Task description: Extract, from the listing that follows, each line containing the word "JSON".

[start of Available data]

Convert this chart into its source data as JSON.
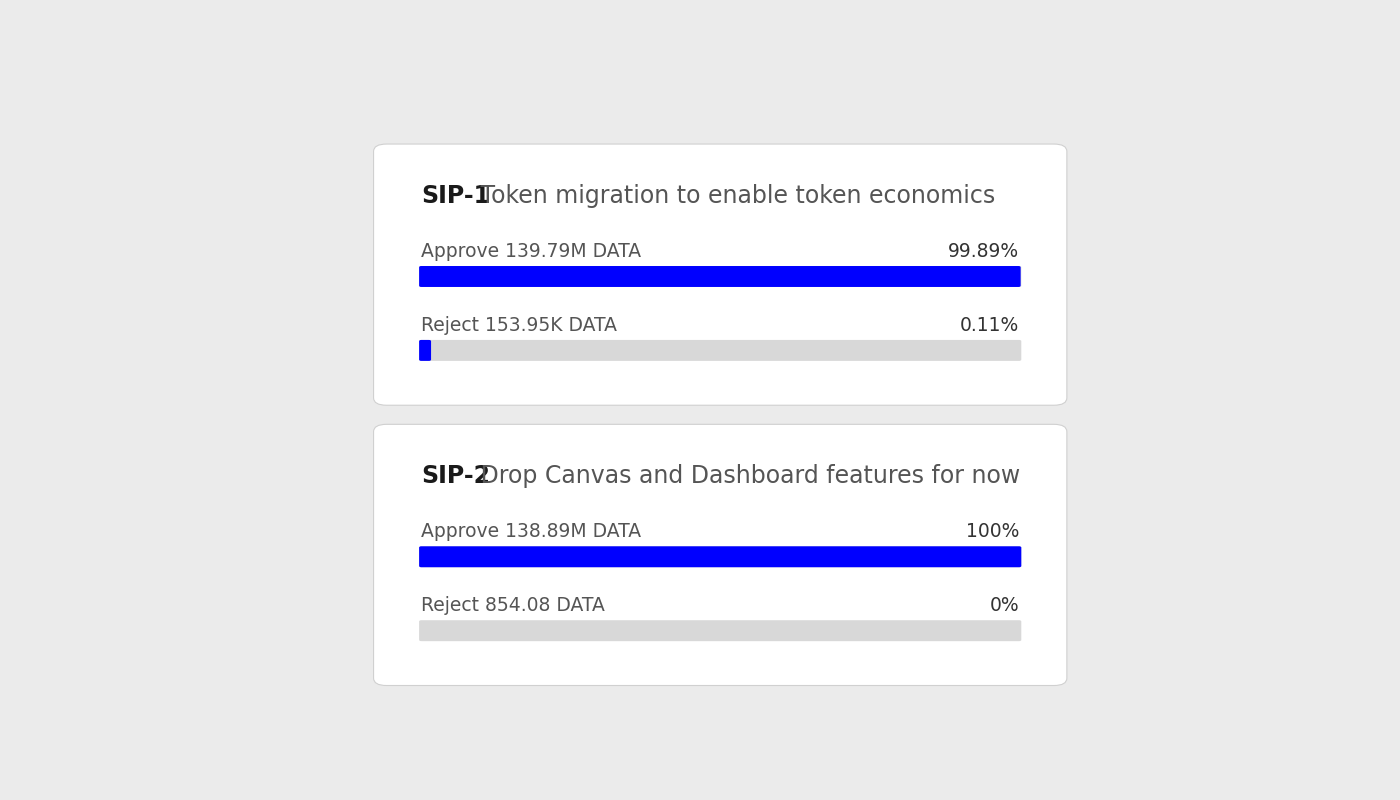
{
  "background_color": "#ebebeb",
  "card_color": "#ffffff",
  "proposals": [
    {
      "id": "SIP-1",
      "title": " Token migration to enable token economics",
      "approve_label": "Approve 139.79M DATA",
      "approve_pct": "99.89%",
      "approve_value": 99.89,
      "reject_label": "Reject 153.95K DATA",
      "reject_pct": "0.11%",
      "reject_value": 0.11
    },
    {
      "id": "SIP-2",
      "title": " Drop Canvas and Dashboard features for now",
      "approve_label": "Approve 138.89M DATA",
      "approve_pct": "100%",
      "approve_value": 100.0,
      "reject_label": "Reject 854.08 DATA",
      "reject_pct": "0%",
      "reject_value": 0.0
    }
  ],
  "bar_blue": "#0000ff",
  "bar_gray": "#d8d8d8",
  "title_bold_color": "#1a1a1a",
  "title_normal_color": "#555555",
  "label_color": "#555555",
  "pct_color": "#333333",
  "card_edge_color": "#d0d0d0"
}
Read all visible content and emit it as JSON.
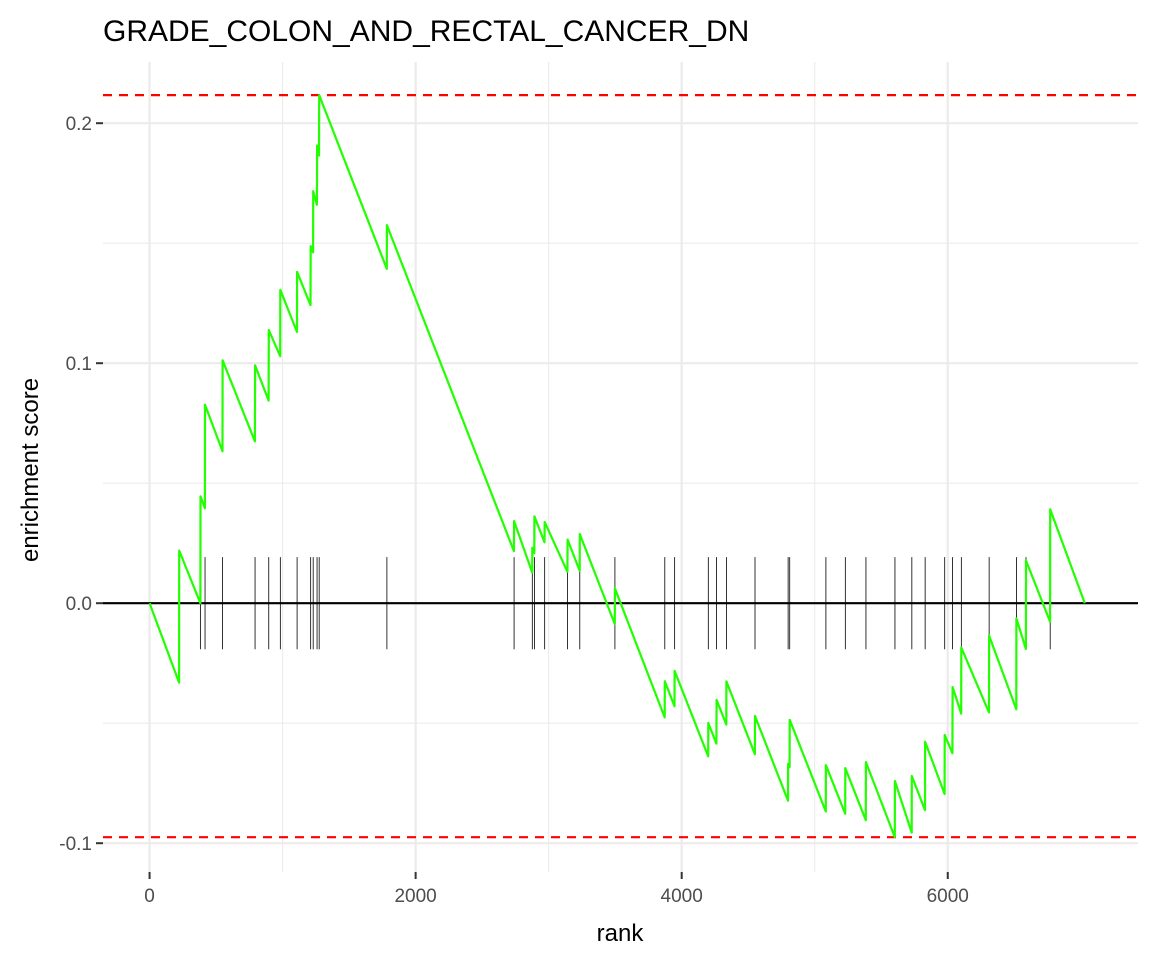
{
  "chart_data": {
    "type": "line",
    "title": "GRADE_COLON_AND_RECTAL_CANCER_DN",
    "xlabel": "rank",
    "ylabel": "enrichment score",
    "xlim": [
      -350,
      7430
    ],
    "ylim": [
      -0.112,
      0.2255
    ],
    "xticks": [
      0,
      2000,
      4000,
      6000
    ],
    "xtick_labels": [
      "0",
      "2000",
      "4000",
      "6000"
    ],
    "yticks": [
      -0.1,
      0.0,
      0.1,
      0.2
    ],
    "ytick_labels": [
      "-0.1",
      "0.0",
      "0.1",
      "0.2"
    ],
    "grid": true,
    "colors": {
      "line": "#22ff00",
      "threshold": "#ff0000",
      "zero": "#000000",
      "ticks": "#000000"
    },
    "thresholds": [
      0.2117,
      -0.0975
    ],
    "hit_ranks": [
      223,
      382,
      417,
      549,
      793,
      896,
      983,
      1109,
      1211,
      1230,
      1259,
      1275,
      1784,
      2740,
      2877,
      2893,
      2970,
      3142,
      3234,
      3498,
      3873,
      3947,
      4200,
      4262,
      4336,
      4551,
      4800,
      4812,
      5084,
      5230,
      5385,
      5603,
      5730,
      5830,
      5977,
      6036,
      6102,
      6311,
      6516,
      6588,
      6770
    ],
    "series": [
      {
        "x": [
          0,
          222,
          223,
          382,
          383,
          416,
          417,
          548,
          549,
          792,
          793,
          895,
          896,
          982,
          983,
          1108,
          1109,
          1210,
          1211,
          1229,
          1230,
          1258,
          1259,
          1274,
          1275,
          1783,
          1784,
          2739,
          2740,
          2876,
          2877,
          2892,
          2893,
          2969,
          2970,
          3141,
          3142,
          3233,
          3234,
          3497,
          3498,
          3872,
          3873,
          3946,
          3947,
          4199,
          4200,
          4261,
          4262,
          4335,
          4336,
          4550,
          4551,
          4799,
          4800,
          4811,
          4812,
          5083,
          5084,
          5229,
          5230,
          5384,
          5385,
          5602,
          5603,
          5729,
          5730,
          5829,
          5830,
          5976,
          5977,
          6035,
          6036,
          6101,
          6102,
          6310,
          6311,
          6515,
          6516,
          6587,
          6588,
          6769,
          6770,
          7030
        ],
        "y": [
          0.0,
          -0.0331,
          0.0219,
          0.0,
          0.0445,
          0.0396,
          0.0827,
          0.0633,
          0.1012,
          0.0674,
          0.0991,
          0.0844,
          0.1138,
          0.1029,
          0.1306,
          0.113,
          0.1381,
          0.1242,
          0.1488,
          0.1462,
          0.1717,
          0.166,
          0.1907,
          0.1865,
          0.2117,
          0.1393,
          0.1575,
          0.0217,
          0.0342,
          0.0128,
          0.0231,
          0.0208,
          0.0362,
          0.0254,
          0.0338,
          0.0131,
          0.0265,
          0.0135,
          0.0288,
          -0.0087,
          0.0062,
          -0.0476,
          -0.0325,
          -0.0429,
          -0.0282,
          -0.0638,
          -0.0499,
          -0.0585,
          -0.0403,
          -0.0506,
          -0.0326,
          -0.0629,
          -0.047,
          -0.0823,
          -0.067,
          -0.0683,
          -0.0486,
          -0.0868,
          -0.0675,
          -0.0877,
          -0.0687,
          -0.0904,
          -0.0662,
          -0.0975,
          -0.0741,
          -0.0956,
          -0.072,
          -0.0862,
          -0.0577,
          -0.0795,
          -0.0549,
          -0.0625,
          -0.0349,
          -0.046,
          -0.0185,
          -0.0455,
          -0.0135,
          -0.0442,
          -0.0063,
          -0.0191,
          0.0178,
          -0.0077,
          0.0391,
          0.0
        ]
      }
    ]
  }
}
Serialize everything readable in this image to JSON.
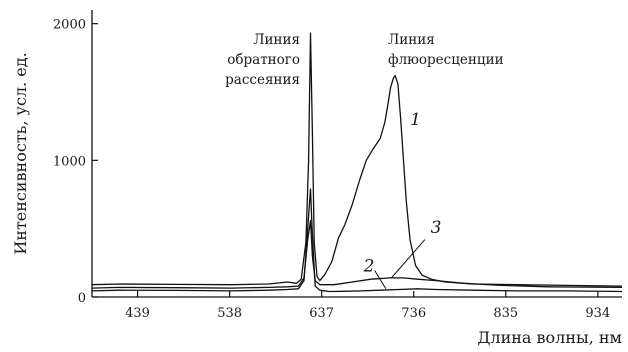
{
  "chart_data": {
    "type": "line",
    "xlabel": "Длина волны, нм",
    "ylabel": "Интенсивность, усл. ед.",
    "xlim": [
      390,
      960
    ],
    "ylim": [
      0,
      2100
    ],
    "x_ticks": [
      439,
      538,
      637,
      736,
      835,
      934
    ],
    "y_ticks": [
      0,
      1000,
      2000
    ],
    "grid": false,
    "annotations": [
      {
        "id": "backscatter",
        "lines": [
          "Линия",
          "обратного",
          "рассеяния"
        ]
      },
      {
        "id": "fluorescence",
        "lines": [
          "Линия",
          "флюоресценции"
        ]
      }
    ],
    "series": [
      {
        "label": "1",
        "x": [
          390,
          420,
          480,
          540,
          580,
          600,
          610,
          615,
          620,
          623,
          625,
          627,
          629,
          632,
          635,
          640,
          648,
          655,
          662,
          670,
          678,
          685,
          692,
          700,
          705,
          708,
          711,
          714,
          716,
          719,
          722,
          725,
          728,
          732,
          738,
          745,
          755,
          770,
          800,
          850,
          900,
          960
        ],
        "y": [
          90,
          95,
          92,
          90,
          95,
          110,
          100,
          130,
          400,
          1000,
          1930,
          1200,
          400,
          150,
          120,
          160,
          260,
          430,
          530,
          680,
          860,
          1000,
          1080,
          1160,
          1280,
          1400,
          1530,
          1600,
          1620,
          1560,
          1300,
          1000,
          700,
          420,
          230,
          160,
          130,
          110,
          95,
          90,
          85,
          80
        ]
      },
      {
        "label": "2",
        "x": [
          390,
          420,
          480,
          540,
          580,
          600,
          612,
          618,
          622,
          625,
          627,
          630,
          635,
          645,
          660,
          680,
          700,
          720,
          740,
          760,
          800,
          850,
          900,
          960
        ],
        "y": [
          45,
          50,
          48,
          45,
          50,
          55,
          60,
          120,
          500,
          790,
          450,
          80,
          50,
          40,
          42,
          45,
          50,
          55,
          60,
          55,
          50,
          45,
          45,
          40
        ]
      },
      {
        "label": "3",
        "x": [
          390,
          420,
          480,
          540,
          580,
          600,
          612,
          618,
          622,
          625,
          627,
          630,
          635,
          650,
          670,
          690,
          710,
          725,
          740,
          760,
          790,
          830,
          880,
          960
        ],
        "y": [
          65,
          70,
          68,
          65,
          70,
          75,
          80,
          140,
          420,
          560,
          300,
          120,
          90,
          90,
          110,
          130,
          140,
          140,
          130,
          120,
          100,
          85,
          75,
          70
        ]
      }
    ]
  }
}
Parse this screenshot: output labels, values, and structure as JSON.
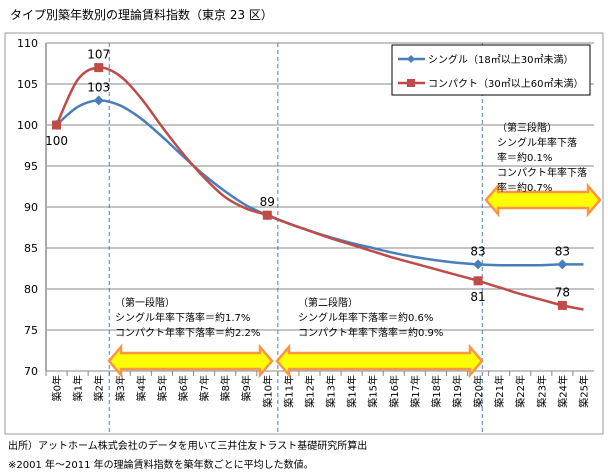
{
  "title": "タイプ別築年数別の理論賃料指数（東京 23 区）",
  "footnotes": [
    "出所）アットホーム株式会社のデータを用いて三井住友トラスト基礎研究所算出",
    "※2001 年～2011 年の理論賃料指数を築年数ごとに平均した数値。"
  ],
  "chart_data": {
    "type": "line",
    "title": "タイプ別築年数別の理論賃料指数（東京 23 区）",
    "categories": [
      "築0年",
      "築1年",
      "築2年",
      "築3年",
      "築4年",
      "築5年",
      "築6年",
      "築7年",
      "築8年",
      "築9年",
      "築10年",
      "築11年",
      "築12年",
      "築13年",
      "築14年",
      "築15年",
      "築16年",
      "築17年",
      "築18年",
      "築19年",
      "築20年",
      "築21年",
      "築22年",
      "築23年",
      "築24年",
      "築25年"
    ],
    "ylim": [
      70,
      110
    ],
    "yticks": [
      70,
      75,
      80,
      85,
      90,
      95,
      100,
      105,
      110
    ],
    "grid": true,
    "legend_position": "top-right",
    "series": [
      {
        "name": "シングル（18㎡以上30㎡未満）",
        "color": "#4a7ebb",
        "marker": "diamond",
        "values": [
          100,
          102.2,
          103,
          102.4,
          100.8,
          98.6,
          96.2,
          93.9,
          91.9,
          90.2,
          89,
          88,
          87.1,
          86.3,
          85.6,
          85,
          84.4,
          83.9,
          83.5,
          83.2,
          83,
          82.9,
          82.9,
          82.9,
          83,
          83
        ],
        "marker_indices": [
          0,
          2,
          10,
          20,
          24
        ],
        "data_labels": [
          {
            "index": 2,
            "text": "103"
          },
          {
            "index": 20,
            "text": "83"
          },
          {
            "index": 24,
            "text": "83"
          }
        ]
      },
      {
        "name": "コンパクト（30㎡以上60㎡未満）",
        "color": "#be4b48",
        "marker": "square",
        "values": [
          100,
          105.5,
          107,
          106,
          103.3,
          99.8,
          96.5,
          93.6,
          91.2,
          89.8,
          89,
          88,
          87.1,
          86.2,
          85.4,
          84.6,
          83.8,
          83.1,
          82.4,
          81.7,
          81,
          80.2,
          79.4,
          78.7,
          78,
          77.5
        ],
        "marker_indices": [
          0,
          2,
          10,
          20,
          24
        ],
        "data_labels": [
          {
            "index": 0,
            "text": "100"
          },
          {
            "index": 2,
            "text": "107"
          },
          {
            "index": 10,
            "text": "89"
          },
          {
            "index": 20,
            "text": "81"
          },
          {
            "index": 24,
            "text": "78"
          }
        ]
      }
    ],
    "annotations": [
      {
        "lines": [
          "（第一段階）",
          "シングル年率下落率＝約1.7%",
          "コンパクト年率下落率＝約2.2%"
        ]
      },
      {
        "lines": [
          "（第二段階）",
          "シングル年率下落率＝約0.6%",
          "コンパクト年率下落率＝約0.9%"
        ]
      },
      {
        "lines": [
          "（第三段階）",
          "シングル年率下落",
          "率＝約0.1%",
          "コンパクト年率下落",
          "率＝約0.7%"
        ]
      }
    ],
    "arrow_color": "#ffff00",
    "arrow_border": "#f79646"
  }
}
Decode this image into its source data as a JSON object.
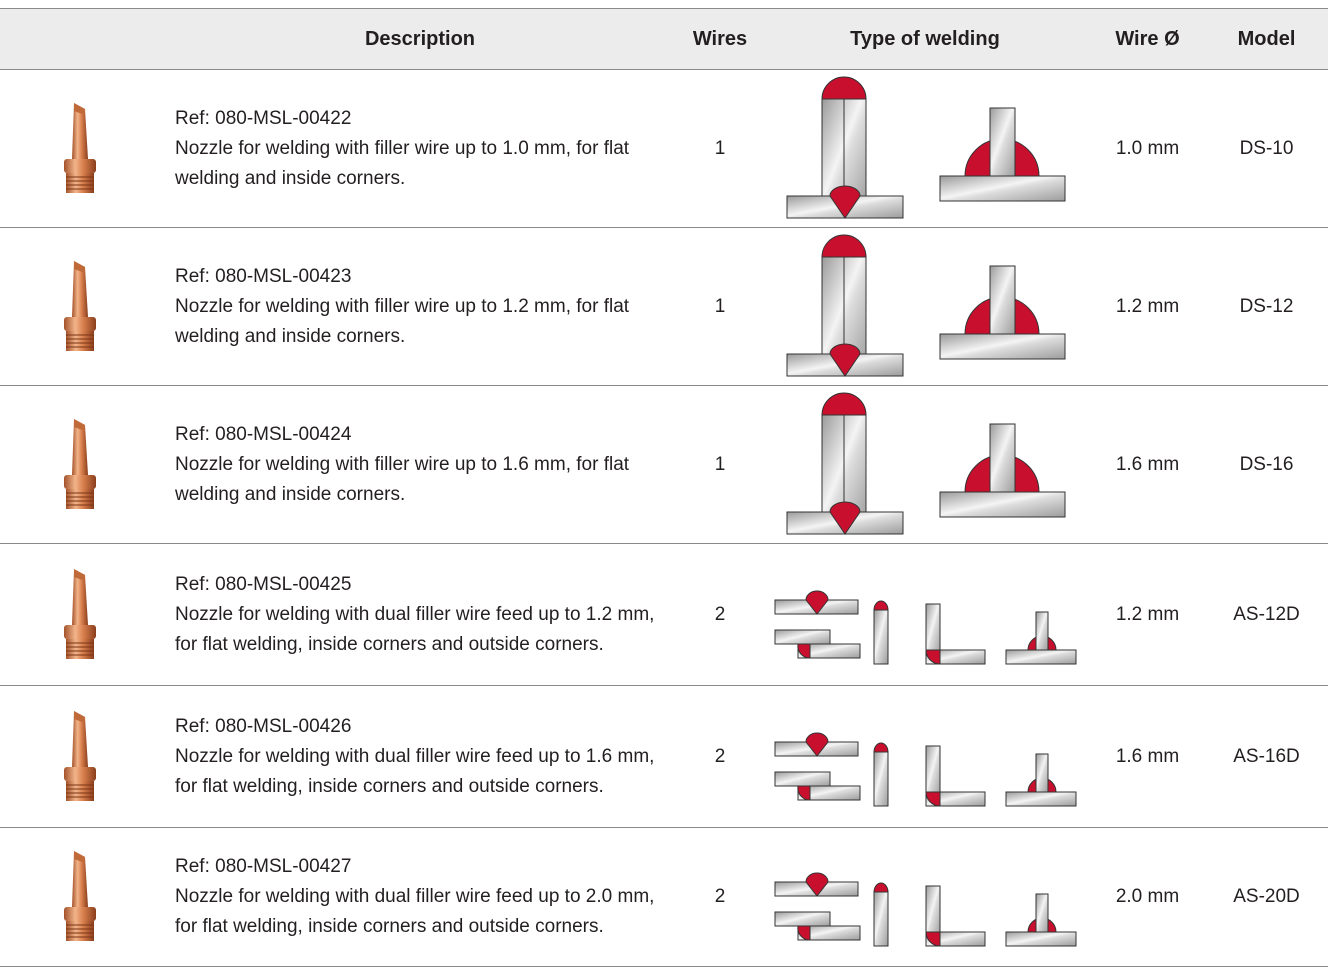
{
  "table": {
    "header": [
      "",
      "Description",
      "Wires",
      "Type of welding",
      "Wire Ø",
      "Model"
    ],
    "rows": [
      {
        "ref": "Ref: 080-MSL-00422",
        "description": "Nozzle for welding with filler wire up to 1.0 mm, for flat welding and inside corners.",
        "wires": "1",
        "wire_diameter": "1.0 mm",
        "model": "DS-10"
      },
      {
        "ref": "Ref: 080-MSL-00423",
        "description": "Nozzle for welding with filler wire up to 1.2 mm, for flat welding and inside corners.",
        "wires": "1",
        "wire_diameter": "1.2 mm",
        "model": "DS-12"
      },
      {
        "ref": "Ref: 080-MSL-00424",
        "description": "Nozzle for welding with filler wire up to 1.6 mm, for flat welding and inside corners.",
        "wires": "1",
        "wire_diameter": "1.6 mm",
        "model": "DS-16"
      },
      {
        "ref": "Ref: 080-MSL-00425",
        "description": "Nozzle for welding with dual filler wire feed up to 1.2 mm, for flat welding, inside corners and outside corners.",
        "wires": "2",
        "wire_diameter": "1.2 mm",
        "model": "AS-12D"
      },
      {
        "ref": "Ref: 080-MSL-00426",
        "description": "Nozzle for welding with dual filler wire feed up to 1.6 mm, for flat welding, inside corners and outside corners.",
        "wires": "2",
        "wire_diameter": "1.6 mm",
        "model": "AS-16D"
      },
      {
        "ref": "Ref: 080-MSL-00427",
        "description": "Nozzle for welding with dual filler wire feed up to 2.0 mm, for flat welding, inside corners and outside corners.",
        "wires": "2",
        "wire_diameter": "2.0 mm",
        "model": "AS-20D"
      }
    ]
  }
}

[end of Available data]

Solution for this exercise:
Convert this chart into its source data as JSON.
Read all visible content and emit it as JSON.
Serialize everything readable in this image to JSON.
Parse this screenshot: output labels, values, and structure as JSON.
Decode this image into its source data as a JSON object.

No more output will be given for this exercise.